• _CHALLENGE_
Search the records for the word "cloud" and pick out every line that has it.

• _THE INPUT_

* * * * * * *

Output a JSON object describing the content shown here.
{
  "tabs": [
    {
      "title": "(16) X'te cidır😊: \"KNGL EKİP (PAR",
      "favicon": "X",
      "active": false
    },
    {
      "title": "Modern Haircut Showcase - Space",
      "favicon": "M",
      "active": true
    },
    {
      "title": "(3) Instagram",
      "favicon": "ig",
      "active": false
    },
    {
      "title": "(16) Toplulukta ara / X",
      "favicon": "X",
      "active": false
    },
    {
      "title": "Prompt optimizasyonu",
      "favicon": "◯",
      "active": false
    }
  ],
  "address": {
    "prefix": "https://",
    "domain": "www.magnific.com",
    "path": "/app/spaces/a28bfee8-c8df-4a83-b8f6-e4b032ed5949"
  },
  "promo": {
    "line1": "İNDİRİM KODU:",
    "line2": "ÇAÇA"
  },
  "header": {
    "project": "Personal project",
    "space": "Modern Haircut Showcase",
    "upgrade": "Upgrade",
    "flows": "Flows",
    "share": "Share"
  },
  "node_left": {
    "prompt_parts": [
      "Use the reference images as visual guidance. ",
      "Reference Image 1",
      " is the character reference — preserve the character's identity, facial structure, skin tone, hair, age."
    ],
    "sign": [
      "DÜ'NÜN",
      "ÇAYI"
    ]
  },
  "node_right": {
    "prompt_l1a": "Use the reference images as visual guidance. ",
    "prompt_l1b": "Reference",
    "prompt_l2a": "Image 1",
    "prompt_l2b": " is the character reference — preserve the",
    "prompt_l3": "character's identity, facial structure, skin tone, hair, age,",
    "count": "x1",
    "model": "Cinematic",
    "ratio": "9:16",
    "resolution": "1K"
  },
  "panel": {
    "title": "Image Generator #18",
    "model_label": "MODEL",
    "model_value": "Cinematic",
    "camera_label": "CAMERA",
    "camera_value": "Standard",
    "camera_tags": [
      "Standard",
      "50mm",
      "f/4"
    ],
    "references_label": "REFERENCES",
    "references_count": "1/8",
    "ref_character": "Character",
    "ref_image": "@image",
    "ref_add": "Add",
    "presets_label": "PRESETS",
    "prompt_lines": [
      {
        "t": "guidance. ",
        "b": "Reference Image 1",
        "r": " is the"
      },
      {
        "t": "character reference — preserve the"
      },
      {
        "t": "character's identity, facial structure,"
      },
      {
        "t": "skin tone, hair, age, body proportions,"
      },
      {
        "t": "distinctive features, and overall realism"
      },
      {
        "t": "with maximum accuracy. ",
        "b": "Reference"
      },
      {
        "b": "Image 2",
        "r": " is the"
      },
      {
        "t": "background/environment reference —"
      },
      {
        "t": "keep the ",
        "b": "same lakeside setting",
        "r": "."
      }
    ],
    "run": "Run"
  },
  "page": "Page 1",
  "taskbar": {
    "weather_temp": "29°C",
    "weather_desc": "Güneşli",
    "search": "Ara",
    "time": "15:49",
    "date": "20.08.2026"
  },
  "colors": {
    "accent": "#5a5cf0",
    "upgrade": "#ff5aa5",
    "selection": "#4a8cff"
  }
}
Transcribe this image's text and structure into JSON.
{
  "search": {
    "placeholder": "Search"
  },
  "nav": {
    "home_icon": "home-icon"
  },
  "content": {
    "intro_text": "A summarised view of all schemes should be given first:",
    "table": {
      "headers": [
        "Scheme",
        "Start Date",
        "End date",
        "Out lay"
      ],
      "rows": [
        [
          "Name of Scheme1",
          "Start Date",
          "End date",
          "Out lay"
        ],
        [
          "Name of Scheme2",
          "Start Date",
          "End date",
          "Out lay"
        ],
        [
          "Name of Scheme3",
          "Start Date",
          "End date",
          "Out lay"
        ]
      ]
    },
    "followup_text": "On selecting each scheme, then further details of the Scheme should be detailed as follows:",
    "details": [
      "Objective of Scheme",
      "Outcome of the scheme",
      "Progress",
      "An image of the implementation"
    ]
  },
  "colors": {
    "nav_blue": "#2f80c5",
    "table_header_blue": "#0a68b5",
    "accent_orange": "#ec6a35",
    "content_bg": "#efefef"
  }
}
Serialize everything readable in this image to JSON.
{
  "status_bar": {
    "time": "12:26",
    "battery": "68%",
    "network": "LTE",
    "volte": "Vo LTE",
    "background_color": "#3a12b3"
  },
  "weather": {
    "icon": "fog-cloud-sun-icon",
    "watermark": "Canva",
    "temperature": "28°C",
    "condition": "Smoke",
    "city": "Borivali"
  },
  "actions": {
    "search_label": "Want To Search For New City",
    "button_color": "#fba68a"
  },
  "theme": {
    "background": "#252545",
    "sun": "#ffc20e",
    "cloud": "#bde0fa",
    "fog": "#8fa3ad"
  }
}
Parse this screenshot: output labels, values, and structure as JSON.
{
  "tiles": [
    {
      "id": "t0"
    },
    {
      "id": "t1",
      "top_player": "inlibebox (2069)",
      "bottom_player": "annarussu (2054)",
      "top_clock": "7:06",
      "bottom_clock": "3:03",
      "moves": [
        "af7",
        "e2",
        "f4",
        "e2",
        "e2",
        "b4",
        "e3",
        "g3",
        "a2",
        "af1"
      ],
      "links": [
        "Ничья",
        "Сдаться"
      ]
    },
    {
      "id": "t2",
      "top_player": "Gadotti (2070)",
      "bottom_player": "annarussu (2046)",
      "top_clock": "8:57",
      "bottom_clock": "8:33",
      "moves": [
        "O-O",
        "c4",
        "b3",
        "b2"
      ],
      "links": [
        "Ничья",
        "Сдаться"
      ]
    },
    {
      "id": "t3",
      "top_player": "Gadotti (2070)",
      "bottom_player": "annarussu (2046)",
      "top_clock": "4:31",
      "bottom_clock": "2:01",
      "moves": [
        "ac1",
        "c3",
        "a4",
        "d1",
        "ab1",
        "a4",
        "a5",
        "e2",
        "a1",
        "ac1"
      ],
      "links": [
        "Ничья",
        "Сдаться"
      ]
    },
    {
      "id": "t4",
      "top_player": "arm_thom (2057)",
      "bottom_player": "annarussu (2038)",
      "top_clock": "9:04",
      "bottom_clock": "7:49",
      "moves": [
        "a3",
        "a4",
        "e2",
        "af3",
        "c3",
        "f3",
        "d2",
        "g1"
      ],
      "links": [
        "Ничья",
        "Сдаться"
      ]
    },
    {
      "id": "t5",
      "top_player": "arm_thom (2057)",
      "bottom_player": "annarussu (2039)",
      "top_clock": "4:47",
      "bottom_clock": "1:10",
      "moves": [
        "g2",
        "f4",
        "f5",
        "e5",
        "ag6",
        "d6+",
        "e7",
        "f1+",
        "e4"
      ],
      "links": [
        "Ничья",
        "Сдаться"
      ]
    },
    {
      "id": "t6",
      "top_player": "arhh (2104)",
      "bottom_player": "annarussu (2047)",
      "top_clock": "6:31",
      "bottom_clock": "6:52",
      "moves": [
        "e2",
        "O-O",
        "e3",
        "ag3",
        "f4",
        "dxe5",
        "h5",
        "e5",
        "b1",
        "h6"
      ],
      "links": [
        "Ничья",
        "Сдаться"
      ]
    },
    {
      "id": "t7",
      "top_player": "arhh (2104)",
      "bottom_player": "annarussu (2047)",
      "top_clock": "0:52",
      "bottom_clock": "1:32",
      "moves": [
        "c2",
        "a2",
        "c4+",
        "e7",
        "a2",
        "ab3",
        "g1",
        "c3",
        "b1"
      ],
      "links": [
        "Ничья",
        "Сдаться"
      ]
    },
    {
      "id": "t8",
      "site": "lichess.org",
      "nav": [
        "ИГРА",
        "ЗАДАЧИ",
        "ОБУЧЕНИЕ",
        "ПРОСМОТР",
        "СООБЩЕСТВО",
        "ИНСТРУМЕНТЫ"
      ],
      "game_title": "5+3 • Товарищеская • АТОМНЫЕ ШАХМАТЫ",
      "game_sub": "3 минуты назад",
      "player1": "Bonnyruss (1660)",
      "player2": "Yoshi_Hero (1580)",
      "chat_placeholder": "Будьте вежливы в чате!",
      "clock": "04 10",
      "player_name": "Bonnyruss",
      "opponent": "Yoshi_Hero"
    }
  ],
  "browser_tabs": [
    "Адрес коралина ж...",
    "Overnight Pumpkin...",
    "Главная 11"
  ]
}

* * * * * * *

• _EXERCISE OUTPUT_
    "icon": "fog-cloud-sun-icon",
    "cloud": "#bde0fa",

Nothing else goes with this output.